- SHORT EXERCISE
Your task is to transcribe the data in full.

[Stored items]

###

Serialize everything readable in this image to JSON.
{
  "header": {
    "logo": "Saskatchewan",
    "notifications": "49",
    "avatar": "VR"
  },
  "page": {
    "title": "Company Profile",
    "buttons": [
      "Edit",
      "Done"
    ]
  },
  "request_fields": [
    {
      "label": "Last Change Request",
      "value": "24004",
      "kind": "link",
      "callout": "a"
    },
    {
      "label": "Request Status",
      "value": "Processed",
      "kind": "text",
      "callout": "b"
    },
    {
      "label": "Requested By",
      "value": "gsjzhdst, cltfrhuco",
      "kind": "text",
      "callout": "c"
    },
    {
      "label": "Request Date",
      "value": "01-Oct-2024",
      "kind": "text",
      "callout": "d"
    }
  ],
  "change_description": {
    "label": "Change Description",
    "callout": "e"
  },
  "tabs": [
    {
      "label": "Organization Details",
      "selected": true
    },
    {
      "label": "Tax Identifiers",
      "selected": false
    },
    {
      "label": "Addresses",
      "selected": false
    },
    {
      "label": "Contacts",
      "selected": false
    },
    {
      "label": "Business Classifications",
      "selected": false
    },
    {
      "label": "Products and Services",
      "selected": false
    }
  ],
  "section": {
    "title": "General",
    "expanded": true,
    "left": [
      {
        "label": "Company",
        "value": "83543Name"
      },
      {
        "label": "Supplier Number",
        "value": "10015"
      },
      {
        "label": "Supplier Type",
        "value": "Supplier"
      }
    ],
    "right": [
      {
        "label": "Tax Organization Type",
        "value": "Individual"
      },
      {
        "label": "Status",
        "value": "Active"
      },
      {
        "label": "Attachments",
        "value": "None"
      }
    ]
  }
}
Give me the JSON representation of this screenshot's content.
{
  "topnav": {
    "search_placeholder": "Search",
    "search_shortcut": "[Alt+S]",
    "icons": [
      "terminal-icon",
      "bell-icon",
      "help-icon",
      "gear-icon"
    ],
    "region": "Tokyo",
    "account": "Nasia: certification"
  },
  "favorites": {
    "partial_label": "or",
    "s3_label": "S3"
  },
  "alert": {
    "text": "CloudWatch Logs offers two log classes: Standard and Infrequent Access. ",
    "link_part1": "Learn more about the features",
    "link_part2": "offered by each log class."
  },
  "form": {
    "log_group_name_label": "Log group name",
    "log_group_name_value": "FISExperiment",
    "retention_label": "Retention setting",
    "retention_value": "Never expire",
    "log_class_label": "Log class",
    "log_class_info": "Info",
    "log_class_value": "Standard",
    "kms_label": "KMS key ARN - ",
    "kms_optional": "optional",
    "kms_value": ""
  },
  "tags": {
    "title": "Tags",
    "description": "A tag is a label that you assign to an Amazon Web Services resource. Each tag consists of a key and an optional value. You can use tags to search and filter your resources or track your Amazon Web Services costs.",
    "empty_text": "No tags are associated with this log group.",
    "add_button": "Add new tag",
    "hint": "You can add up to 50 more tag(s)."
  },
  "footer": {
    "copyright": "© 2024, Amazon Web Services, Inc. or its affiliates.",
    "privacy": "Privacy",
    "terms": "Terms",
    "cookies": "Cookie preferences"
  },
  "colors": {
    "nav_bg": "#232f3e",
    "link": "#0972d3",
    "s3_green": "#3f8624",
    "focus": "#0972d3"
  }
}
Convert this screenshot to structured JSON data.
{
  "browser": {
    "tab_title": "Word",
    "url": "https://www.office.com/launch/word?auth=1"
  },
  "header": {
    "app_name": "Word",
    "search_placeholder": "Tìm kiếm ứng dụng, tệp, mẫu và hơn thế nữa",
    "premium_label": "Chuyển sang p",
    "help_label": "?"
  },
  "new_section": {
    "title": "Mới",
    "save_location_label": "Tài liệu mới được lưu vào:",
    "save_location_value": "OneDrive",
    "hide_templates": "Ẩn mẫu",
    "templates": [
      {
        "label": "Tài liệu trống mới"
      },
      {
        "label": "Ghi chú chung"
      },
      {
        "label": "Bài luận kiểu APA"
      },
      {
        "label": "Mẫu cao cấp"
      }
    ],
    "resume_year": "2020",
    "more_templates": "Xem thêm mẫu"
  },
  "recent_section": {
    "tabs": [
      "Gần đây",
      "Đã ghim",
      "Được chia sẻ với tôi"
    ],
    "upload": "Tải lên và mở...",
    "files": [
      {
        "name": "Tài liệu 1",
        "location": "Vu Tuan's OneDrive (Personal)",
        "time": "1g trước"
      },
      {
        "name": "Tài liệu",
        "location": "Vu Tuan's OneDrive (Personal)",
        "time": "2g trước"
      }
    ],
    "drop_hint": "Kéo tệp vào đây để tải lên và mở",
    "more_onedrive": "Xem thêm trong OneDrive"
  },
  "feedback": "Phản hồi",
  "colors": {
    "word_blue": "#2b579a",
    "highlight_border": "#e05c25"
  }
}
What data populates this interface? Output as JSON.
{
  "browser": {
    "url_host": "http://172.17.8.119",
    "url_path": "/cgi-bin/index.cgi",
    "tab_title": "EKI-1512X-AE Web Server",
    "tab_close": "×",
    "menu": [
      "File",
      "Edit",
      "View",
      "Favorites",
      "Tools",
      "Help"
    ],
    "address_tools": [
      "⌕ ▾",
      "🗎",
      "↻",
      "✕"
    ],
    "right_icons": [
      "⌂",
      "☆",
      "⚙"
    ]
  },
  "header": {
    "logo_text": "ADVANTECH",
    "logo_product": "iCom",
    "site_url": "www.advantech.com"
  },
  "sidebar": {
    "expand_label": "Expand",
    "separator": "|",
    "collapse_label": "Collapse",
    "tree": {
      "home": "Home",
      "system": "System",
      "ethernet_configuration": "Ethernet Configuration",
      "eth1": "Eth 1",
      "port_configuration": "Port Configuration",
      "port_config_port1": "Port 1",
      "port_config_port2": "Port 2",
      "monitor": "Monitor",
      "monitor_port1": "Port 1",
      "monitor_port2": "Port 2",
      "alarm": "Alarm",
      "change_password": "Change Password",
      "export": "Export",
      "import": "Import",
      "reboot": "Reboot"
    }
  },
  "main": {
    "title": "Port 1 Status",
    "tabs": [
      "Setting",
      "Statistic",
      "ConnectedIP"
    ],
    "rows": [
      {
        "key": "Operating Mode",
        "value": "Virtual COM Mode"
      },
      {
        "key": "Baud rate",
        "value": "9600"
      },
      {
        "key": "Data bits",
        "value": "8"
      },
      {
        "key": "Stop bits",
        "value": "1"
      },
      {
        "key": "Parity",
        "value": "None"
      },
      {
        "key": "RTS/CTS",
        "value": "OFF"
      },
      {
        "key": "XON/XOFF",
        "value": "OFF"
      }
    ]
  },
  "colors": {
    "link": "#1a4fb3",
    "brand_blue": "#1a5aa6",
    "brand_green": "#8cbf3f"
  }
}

###

- THE OUTPUT
Serialize everything readable in this image to JSON.
{
  "header": {
    "logo": "Saskatchewan",
    "notifications": "49",
    "avatar": "VR"
  },
  "page": {
    "title": "Company Profile",
    "buttons": [
      "Edit",
      "Done"
    ]
  },
  "request_fields": [
    {
      "label": "Last Change Request",
      "value": "24004",
      "kind": "link",
      "callout": "a"
    },
    {
      "label": "Request Status",
      "value": "Processed",
      "kind": "text",
      "callout": "b"
    },
    {
      "label": "Requested By",
      "value": "gsjzhdst, cltfrhuco",
      "kind": "text",
      "callout": "c"
    },
    {
      "label": "Request Date",
      "value": "01-Oct-2024",
      "kind": "text",
      "callout": "d"
    }
  ],
  "change_description": {
    "label": "Change Description",
    "callout": "e"
  },
  "tabs": [
    {
      "label": "Organization Details",
      "selected": true
    },
    {
      "label": "Tax Identifiers",
      "selected": false
    },
    {
      "label": "Addresses",
      "selected": false
    },
    {
      "label": "Contacts",
      "selected": false
    },
    {
      "label": "Business Classifications",
      "selected": false
    },
    {
      "label": "Products and Services",
      "selected": false
    }
  ],
  "section": {
    "title": "General",
    "expanded": true,
    "left": [
      {
        "label": "Company",
        "value": "83543Name"
      },
      {
        "label": "Supplier Number",
        "value": "10015"
      },
      {
        "label": "Supplier Type",
        "value": "Supplier"
      }
    ],
    "right": [
      {
        "label": "Tax Organization Type",
        "value": "Individual"
      },
      {
        "label": "Status",
        "value": "Active"
      },
      {
        "label": "Attachments",
        "value": "None"
      }
    ]
  }
}
Give me the JSON representation of this screenshot's content.
{
  "topnav": {
    "search_placeholder": "Search",
    "search_shortcut": "[Alt+S]",
    "icons": [
      "terminal-icon",
      "bell-icon",
      "help-icon",
      "gear-icon"
    ],
    "region": "Tokyo",
    "account": "Nasia: certification"
  },
  "favorites": {
    "partial_label": "or",
    "s3_label": "S3"
  },
  "alert": {
    "text": "CloudWatch Logs offers two log classes: Standard and Infrequent Access. ",
    "link_part1": "Learn more about the features",
    "link_part2": "offered by each log class."
  },
  "form": {
    "log_group_name_label": "Log group name",
    "log_group_name_value": "FISExperiment",
    "retention_label": "Retention setting",
    "retention_value": "Never expire",
    "log_class_label": "Log class",
    "log_class_info": "Info",
    "log_class_value": "Standard",
    "kms_label": "KMS key ARN - ",
    "kms_optional": "optional",
    "kms_value": ""
  },
  "tags": {
    "title": "Tags",
    "description": "A tag is a label that you assign to an Amazon Web Services resource. Each tag consists of a key and an optional value. You can use tags to search and filter your resources or track your Amazon Web Services costs.",
    "empty_text": "No tags are associated with this log group.",
    "add_button": "Add new tag",
    "hint": "You can add up to 50 more tag(s)."
  },
  "footer": {
    "copyright": "© 2024, Amazon Web Services, Inc. or its affiliates.",
    "privacy": "Privacy",
    "terms": "Terms",
    "cookies": "Cookie preferences"
  },
  "colors": {
    "nav_bg": "#232f3e",
    "link": "#0972d3",
    "s3_green": "#3f8624",
    "focus": "#0972d3"
  }
}
Convert this screenshot to structured JSON data.
{
  "browser": {
    "tab_title": "Word",
    "url": "https://www.office.com/launch/word?auth=1"
  },
  "header": {
    "app_name": "Word",
    "search_placeholder": "Tìm kiếm ứng dụng, tệp, mẫu và hơn thế nữa",
    "premium_label": "Chuyển sang p",
    "help_label": "?"
  },
  "new_section": {
    "title": "Mới",
    "save_location_label": "Tài liệu mới được lưu vào:",
    "save_location_value": "OneDrive",
    "hide_templates": "Ẩn mẫu",
    "templates": [
      {
        "label": "Tài liệu trống mới"
      },
      {
        "label": "Ghi chú chung"
      },
      {
        "label": "Bài luận kiểu APA"
      },
      {
        "label": "Mẫu cao cấp"
      }
    ],
    "resume_year": "2020",
    "more_templates": "Xem thêm mẫu"
  },
  "recent_section": {
    "tabs": [
      "Gần đây",
      "Đã ghim",
      "Được chia sẻ với tôi"
    ],
    "upload": "Tải lên và mở...",
    "files": [
      {
        "name": "Tài liệu 1",
        "location": "Vu Tuan's OneDrive (Personal)",
        "time": "1g trước"
      },
      {
        "name": "Tài liệu",
        "location": "Vu Tuan's OneDrive (Personal)",
        "time": "2g trước"
      }
    ],
    "drop_hint": "Kéo tệp vào đây để tải lên và mở",
    "more_onedrive": "Xem thêm trong OneDrive"
  },
  "feedback": "Phản hồi",
  "colors": {
    "word_blue": "#2b579a",
    "highlight_border": "#e05c25"
  }
}
What data populates this interface? Output as JSON.
{
  "browser": {
    "url_host": "http://172.17.8.119",
    "url_path": "/cgi-bin/index.cgi",
    "tab_title": "EKI-1512X-AE Web Server",
    "tab_close": "×",
    "menu": [
      "File",
      "Edit",
      "View",
      "Favorites",
      "Tools",
      "Help"
    ],
    "address_tools": [
      "⌕ ▾",
      "🗎",
      "↻",
      "✕"
    ],
    "right_icons": [
      "⌂",
      "☆",
      "⚙"
    ]
  },
  "header": {
    "logo_text": "ADVANTECH",
    "logo_product": "iCom",
    "site_url": "www.advantech.com"
  },
  "sidebar": {
    "expand_label": "Expand",
    "separator": "|",
    "collapse_label": "Collapse",
    "tree": {
      "home": "Home",
      "system": "System",
      "ethernet_configuration": "Ethernet Configuration",
      "eth1": "Eth 1",
      "port_configuration": "Port Configuration",
      "port_config_port1": "Port 1",
      "port_config_port2": "Port 2",
      "monitor": "Monitor",
      "monitor_port1": "Port 1",
      "monitor_port2": "Port 2",
      "alarm": "Alarm",
      "change_password": "Change Password",
      "export": "Export",
      "import": "Import",
      "reboot": "Reboot"
    }
  },
  "main": {
    "title": "Port 1 Status",
    "tabs": [
      "Setting",
      "Statistic",
      "ConnectedIP"
    ],
    "rows": [
      {
        "key": "Operating Mode",
        "value": "Virtual COM Mode"
      },
      {
        "key": "Baud rate",
        "value": "9600"
      },
      {
        "key": "Data bits",
        "value": "8"
      },
      {
        "key": "Stop bits",
        "value": "1"
      },
      {
        "key": "Parity",
        "value": "None"
      },
      {
        "key": "RTS/CTS",
        "value": "OFF"
      },
      {
        "key": "XON/XOFF",
        "value": "OFF"
      }
    ]
  },
  "colors": {
    "link": "#1a4fb3",
    "brand_blue": "#1a5aa6",
    "brand_green": "#8cbf3f"
  }
}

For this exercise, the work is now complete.